Exercise description: Copy every line of the records below that holds the word "comme".
----------
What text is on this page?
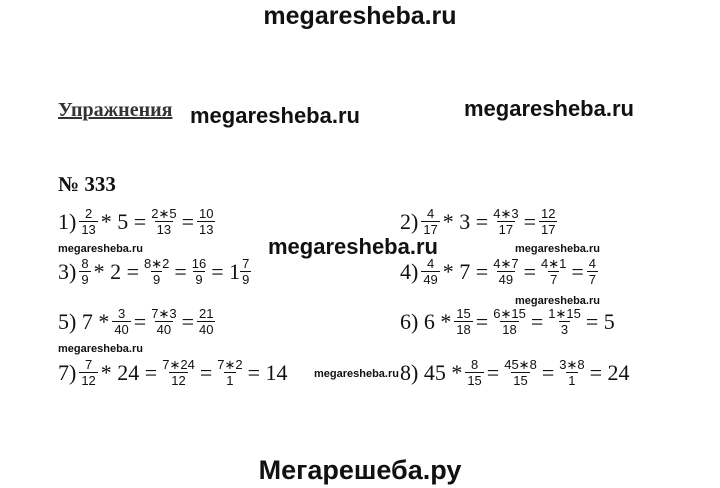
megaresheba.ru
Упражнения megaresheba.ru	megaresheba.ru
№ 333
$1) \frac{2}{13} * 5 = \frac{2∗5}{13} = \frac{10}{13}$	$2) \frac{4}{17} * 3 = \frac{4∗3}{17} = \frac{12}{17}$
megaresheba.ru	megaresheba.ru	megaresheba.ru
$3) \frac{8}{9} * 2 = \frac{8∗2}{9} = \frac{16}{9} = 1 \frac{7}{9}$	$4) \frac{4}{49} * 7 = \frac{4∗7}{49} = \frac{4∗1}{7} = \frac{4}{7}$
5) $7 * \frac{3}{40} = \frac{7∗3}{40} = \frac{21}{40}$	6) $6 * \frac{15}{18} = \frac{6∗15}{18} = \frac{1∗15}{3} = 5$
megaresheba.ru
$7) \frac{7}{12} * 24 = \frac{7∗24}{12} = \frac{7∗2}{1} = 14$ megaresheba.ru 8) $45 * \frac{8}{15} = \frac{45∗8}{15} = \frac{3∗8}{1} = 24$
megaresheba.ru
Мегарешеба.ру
----------
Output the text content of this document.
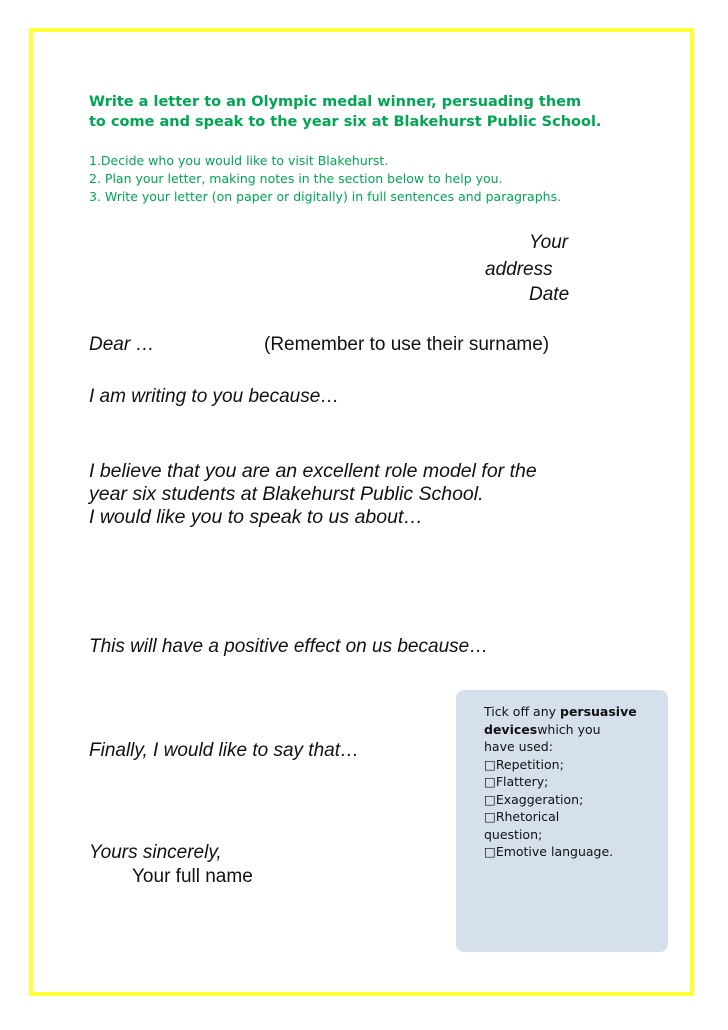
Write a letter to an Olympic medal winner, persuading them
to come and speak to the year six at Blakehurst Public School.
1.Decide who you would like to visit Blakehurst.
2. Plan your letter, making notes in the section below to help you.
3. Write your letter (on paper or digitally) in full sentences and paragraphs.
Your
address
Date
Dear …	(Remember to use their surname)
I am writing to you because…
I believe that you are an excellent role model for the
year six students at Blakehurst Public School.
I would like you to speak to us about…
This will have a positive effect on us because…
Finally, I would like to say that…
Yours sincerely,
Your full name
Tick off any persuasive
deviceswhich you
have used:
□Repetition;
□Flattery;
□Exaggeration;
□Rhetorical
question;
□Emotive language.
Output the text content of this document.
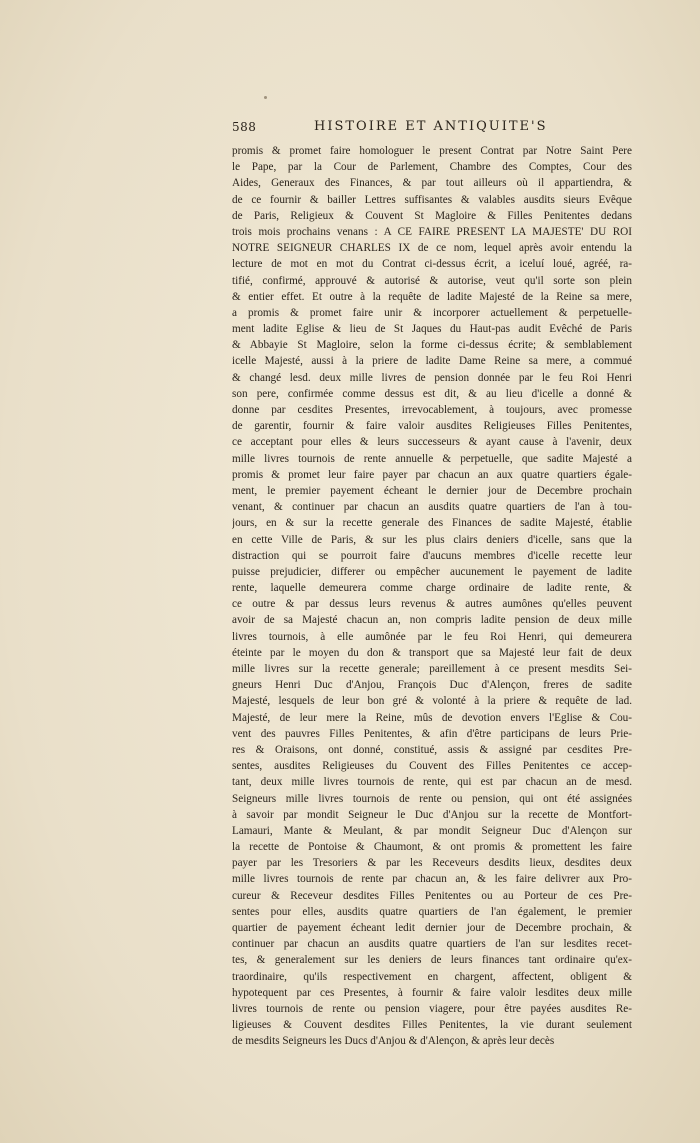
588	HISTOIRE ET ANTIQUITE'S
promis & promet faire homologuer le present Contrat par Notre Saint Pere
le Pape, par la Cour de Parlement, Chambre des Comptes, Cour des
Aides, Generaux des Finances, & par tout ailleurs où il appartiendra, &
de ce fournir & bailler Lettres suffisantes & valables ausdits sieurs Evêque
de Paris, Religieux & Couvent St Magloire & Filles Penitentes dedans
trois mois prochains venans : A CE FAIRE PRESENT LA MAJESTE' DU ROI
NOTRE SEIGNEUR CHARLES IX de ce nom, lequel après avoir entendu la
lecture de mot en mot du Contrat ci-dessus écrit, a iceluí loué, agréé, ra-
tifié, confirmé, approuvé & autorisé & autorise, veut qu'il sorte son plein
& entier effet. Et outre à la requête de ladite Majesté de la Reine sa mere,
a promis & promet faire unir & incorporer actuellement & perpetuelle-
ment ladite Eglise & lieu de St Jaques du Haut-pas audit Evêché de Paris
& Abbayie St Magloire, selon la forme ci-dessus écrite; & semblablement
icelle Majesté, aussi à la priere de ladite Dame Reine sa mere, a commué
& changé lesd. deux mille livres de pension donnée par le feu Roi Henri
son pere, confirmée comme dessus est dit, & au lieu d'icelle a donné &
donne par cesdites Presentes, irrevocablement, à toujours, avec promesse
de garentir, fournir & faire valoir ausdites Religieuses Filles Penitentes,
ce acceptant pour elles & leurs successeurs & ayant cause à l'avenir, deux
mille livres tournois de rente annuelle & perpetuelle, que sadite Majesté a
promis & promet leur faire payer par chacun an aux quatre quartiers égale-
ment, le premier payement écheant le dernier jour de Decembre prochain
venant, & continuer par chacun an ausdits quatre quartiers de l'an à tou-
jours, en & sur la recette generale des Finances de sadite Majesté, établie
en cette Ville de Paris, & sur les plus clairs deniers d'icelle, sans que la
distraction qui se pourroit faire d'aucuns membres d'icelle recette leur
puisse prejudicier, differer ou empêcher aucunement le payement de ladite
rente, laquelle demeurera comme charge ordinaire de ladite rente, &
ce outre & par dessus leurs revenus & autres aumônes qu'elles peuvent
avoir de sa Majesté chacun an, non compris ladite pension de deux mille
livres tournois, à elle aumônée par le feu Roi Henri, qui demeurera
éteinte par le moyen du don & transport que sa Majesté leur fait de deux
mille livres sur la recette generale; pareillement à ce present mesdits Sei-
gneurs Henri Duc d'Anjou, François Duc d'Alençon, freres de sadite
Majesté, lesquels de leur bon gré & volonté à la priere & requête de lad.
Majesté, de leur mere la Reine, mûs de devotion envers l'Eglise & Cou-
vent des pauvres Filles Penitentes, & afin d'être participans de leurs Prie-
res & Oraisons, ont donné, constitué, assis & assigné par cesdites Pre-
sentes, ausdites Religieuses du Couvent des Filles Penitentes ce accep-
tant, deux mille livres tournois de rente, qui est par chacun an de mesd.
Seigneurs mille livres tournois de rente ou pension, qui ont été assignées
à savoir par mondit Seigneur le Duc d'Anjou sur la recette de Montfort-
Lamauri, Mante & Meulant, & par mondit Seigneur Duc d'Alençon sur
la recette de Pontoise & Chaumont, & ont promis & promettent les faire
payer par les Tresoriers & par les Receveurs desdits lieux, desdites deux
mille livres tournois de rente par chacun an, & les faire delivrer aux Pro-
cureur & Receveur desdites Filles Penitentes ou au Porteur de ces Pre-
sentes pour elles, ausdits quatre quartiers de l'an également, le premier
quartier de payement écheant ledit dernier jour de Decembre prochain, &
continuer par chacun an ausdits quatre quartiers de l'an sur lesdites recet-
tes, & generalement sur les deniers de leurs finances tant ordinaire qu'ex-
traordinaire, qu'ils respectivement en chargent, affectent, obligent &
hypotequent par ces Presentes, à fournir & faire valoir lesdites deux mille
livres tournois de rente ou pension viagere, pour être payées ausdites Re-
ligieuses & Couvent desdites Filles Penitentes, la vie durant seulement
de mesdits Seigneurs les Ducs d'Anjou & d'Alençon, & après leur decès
----------
The answer:
son pere, confirmée comme dessus est dit, & au lieu d'icelle a donné &
rente, laquelle demeurera comme charge ordinaire de ladite rente, &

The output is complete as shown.